*Records for this exercise:*
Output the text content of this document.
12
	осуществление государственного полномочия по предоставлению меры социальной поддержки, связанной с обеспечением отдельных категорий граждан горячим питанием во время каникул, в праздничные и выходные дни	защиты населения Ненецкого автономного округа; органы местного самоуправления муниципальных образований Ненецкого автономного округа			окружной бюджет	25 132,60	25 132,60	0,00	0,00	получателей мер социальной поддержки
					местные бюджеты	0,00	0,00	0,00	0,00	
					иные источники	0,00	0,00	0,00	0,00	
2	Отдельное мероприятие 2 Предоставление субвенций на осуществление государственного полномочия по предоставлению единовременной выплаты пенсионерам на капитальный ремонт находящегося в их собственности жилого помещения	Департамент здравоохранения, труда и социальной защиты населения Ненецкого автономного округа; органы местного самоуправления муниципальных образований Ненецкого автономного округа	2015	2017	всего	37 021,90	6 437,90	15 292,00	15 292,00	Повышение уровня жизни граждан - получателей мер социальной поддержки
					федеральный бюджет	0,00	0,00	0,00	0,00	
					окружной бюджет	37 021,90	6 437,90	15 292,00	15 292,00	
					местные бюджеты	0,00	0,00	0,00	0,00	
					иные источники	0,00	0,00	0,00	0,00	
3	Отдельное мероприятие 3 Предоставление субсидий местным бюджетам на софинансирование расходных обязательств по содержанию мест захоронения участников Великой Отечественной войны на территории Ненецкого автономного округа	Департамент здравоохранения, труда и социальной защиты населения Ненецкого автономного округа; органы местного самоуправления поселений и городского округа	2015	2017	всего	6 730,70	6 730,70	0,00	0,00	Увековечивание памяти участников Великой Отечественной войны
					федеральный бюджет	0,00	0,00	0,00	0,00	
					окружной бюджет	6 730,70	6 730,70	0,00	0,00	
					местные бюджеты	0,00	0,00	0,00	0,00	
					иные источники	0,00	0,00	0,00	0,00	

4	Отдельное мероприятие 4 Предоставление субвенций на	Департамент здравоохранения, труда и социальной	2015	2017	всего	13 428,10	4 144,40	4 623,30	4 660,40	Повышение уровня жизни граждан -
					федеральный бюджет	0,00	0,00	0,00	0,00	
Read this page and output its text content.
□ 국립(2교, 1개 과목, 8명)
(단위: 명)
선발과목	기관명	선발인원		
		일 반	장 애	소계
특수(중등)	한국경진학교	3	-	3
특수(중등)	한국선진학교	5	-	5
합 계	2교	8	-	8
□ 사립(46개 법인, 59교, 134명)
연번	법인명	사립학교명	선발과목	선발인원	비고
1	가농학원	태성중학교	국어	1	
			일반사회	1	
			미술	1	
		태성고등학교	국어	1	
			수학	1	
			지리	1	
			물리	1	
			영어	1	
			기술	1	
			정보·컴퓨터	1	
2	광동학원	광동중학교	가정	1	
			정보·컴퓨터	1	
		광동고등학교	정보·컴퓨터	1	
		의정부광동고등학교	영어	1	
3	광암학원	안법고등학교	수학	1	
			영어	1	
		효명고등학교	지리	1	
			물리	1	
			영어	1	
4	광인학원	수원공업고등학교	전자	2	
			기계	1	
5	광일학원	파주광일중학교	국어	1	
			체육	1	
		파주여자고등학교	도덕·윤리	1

...

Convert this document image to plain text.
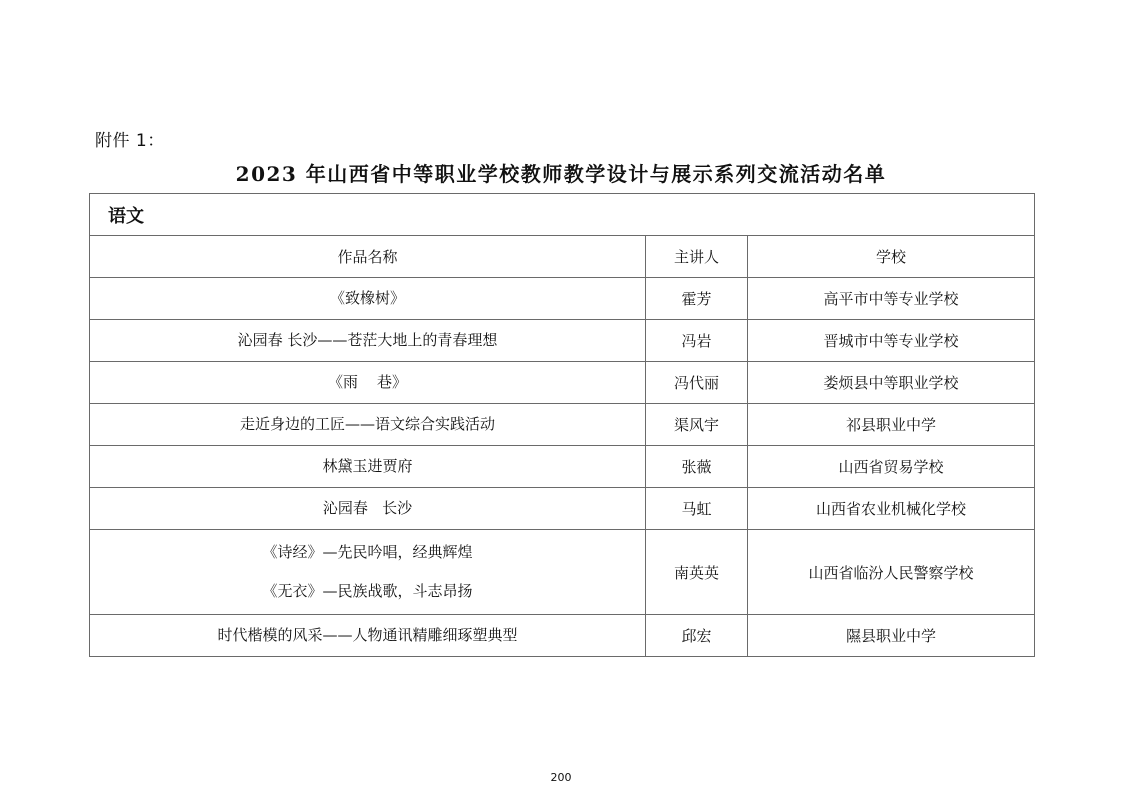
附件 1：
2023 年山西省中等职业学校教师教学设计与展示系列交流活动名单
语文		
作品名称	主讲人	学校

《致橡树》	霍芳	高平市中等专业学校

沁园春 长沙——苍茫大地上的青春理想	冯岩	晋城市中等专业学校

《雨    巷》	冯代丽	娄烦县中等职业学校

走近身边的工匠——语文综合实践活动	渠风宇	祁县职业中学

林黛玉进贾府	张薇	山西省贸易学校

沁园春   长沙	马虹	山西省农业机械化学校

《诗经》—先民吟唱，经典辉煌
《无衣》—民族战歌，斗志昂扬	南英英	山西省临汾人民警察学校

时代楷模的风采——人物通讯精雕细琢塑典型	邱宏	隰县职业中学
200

*Exercise:* The word "Отдельное" may appear on some lines of these records; state how many such lines there are, and nothing else.

*The result:* 3